• **Data entries for graphics**
## BEGIN

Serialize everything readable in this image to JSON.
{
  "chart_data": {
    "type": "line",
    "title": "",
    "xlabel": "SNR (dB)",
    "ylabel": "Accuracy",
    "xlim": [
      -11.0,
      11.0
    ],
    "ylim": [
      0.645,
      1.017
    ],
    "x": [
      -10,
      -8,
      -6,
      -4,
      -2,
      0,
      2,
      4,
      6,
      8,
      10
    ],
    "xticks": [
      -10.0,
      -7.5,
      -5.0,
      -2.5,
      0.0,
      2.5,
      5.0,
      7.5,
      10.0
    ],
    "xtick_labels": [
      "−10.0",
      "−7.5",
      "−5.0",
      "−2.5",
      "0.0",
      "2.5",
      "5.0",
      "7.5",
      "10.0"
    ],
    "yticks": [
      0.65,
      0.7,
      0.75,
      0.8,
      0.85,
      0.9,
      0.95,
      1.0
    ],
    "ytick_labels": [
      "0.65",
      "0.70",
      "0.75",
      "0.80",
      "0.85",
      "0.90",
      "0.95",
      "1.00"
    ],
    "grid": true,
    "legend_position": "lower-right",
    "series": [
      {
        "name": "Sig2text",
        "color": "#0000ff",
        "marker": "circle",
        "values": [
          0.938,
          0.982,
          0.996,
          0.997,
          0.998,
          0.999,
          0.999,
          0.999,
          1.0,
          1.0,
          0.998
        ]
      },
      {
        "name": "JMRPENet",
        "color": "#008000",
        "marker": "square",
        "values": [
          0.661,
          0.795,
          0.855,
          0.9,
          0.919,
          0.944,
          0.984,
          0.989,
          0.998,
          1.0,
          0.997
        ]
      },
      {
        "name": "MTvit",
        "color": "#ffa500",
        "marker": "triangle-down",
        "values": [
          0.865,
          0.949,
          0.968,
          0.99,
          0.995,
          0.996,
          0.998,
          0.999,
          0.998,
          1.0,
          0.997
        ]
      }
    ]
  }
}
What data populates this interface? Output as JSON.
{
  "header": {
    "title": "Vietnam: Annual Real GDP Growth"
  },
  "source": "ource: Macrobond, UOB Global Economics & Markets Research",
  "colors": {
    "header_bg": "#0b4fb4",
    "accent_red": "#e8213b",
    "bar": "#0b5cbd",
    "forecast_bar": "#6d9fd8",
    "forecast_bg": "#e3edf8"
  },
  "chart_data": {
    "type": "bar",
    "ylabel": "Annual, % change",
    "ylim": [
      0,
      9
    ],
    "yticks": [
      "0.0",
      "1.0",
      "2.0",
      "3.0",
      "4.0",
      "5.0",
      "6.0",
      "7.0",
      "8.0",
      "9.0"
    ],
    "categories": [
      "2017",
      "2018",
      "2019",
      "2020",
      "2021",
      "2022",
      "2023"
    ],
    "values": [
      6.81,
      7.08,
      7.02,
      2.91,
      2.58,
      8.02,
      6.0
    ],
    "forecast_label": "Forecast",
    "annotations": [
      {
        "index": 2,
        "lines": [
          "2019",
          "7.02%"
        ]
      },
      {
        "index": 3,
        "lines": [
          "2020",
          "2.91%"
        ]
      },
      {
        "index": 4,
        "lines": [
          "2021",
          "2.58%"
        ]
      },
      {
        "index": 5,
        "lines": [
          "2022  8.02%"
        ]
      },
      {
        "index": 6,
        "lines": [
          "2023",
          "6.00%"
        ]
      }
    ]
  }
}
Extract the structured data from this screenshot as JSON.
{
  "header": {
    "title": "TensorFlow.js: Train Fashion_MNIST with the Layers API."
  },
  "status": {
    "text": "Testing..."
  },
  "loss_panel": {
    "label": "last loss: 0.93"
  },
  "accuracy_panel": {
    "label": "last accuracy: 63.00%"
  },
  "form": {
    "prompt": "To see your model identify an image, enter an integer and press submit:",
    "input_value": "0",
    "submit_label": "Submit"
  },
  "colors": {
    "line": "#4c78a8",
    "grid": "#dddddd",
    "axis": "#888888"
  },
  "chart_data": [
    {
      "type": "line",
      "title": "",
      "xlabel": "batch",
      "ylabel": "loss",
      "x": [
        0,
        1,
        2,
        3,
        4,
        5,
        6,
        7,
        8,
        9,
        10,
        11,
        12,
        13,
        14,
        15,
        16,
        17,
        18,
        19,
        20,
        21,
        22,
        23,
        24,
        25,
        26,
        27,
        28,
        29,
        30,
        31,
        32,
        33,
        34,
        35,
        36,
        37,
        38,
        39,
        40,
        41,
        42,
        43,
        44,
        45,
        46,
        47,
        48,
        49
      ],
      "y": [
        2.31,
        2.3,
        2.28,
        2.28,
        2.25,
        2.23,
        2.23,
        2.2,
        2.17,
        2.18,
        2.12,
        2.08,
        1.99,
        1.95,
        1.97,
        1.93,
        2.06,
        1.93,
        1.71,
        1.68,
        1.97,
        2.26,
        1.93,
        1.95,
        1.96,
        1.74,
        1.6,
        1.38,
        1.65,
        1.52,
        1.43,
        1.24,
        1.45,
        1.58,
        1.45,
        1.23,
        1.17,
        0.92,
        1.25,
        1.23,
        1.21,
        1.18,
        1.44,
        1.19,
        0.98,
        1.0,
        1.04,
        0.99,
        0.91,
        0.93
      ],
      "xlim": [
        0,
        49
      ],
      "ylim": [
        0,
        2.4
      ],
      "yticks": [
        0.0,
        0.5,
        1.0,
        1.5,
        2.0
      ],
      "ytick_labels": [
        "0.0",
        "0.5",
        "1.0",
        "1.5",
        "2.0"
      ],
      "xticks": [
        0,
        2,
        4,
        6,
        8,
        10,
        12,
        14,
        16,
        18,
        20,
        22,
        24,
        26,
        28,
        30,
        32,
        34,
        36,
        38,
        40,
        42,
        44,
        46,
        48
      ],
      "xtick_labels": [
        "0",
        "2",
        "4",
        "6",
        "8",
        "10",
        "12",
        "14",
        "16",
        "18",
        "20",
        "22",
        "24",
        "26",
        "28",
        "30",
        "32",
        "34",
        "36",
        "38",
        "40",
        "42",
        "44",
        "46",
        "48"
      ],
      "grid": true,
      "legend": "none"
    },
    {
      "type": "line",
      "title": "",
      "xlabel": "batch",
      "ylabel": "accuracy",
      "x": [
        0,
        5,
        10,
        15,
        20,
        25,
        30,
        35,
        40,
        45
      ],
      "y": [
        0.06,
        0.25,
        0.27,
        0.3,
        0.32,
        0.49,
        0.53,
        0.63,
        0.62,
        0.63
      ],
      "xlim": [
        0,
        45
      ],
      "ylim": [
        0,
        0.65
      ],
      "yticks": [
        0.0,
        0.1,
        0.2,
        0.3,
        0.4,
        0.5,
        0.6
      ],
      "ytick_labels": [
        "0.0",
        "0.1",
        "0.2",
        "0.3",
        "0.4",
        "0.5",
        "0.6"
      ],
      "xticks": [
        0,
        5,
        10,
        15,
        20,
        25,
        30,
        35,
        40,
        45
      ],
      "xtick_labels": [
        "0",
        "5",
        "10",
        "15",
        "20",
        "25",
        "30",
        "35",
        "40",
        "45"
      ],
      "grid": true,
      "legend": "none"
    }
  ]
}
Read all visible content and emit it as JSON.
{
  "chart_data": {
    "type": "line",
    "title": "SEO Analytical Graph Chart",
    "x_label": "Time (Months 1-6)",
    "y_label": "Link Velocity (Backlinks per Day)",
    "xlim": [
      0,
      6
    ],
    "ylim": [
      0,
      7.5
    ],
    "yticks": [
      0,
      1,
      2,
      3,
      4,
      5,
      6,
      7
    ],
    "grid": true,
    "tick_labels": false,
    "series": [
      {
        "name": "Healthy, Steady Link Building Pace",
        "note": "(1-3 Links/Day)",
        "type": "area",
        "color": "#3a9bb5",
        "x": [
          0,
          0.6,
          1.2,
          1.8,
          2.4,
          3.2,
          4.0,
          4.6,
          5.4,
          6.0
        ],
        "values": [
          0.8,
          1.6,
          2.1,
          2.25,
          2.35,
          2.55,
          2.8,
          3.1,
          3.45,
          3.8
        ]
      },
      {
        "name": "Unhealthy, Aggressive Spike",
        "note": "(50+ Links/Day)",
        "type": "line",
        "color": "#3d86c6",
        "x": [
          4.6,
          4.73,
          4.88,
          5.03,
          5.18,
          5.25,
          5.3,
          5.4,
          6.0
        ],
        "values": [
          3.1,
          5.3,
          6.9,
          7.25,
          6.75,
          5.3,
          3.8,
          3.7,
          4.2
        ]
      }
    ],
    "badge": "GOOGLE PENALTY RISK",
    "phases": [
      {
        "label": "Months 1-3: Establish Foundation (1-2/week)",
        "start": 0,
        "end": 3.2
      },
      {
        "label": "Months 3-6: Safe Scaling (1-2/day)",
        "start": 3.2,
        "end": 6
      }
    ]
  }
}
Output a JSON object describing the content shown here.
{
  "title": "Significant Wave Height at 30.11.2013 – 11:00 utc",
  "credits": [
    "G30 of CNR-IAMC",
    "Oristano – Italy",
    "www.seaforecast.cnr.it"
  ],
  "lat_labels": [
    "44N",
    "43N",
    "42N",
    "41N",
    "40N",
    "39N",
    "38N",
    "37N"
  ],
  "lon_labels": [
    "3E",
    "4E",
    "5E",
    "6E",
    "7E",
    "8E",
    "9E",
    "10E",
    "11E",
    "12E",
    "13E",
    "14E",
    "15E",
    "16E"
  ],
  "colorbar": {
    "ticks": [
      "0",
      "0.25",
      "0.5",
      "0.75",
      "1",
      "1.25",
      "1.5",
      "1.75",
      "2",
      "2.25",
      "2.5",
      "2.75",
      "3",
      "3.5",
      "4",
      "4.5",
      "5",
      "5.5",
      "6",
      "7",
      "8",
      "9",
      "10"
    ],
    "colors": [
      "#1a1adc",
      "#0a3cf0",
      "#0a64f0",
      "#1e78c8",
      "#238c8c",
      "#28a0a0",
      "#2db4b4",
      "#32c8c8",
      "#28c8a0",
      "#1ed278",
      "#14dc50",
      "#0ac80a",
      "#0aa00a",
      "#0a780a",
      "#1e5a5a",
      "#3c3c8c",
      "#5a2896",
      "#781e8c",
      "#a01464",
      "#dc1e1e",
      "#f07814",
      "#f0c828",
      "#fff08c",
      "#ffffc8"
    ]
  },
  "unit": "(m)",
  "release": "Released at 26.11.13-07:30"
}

## END

• **What you should do**
Copy every line of the records above that contains "this".

• **Written solution**
Serialize everything readable in this image to JSON.
What data populates this interface? Output as JSON.
Extract the structured data from this screenshot as JSON.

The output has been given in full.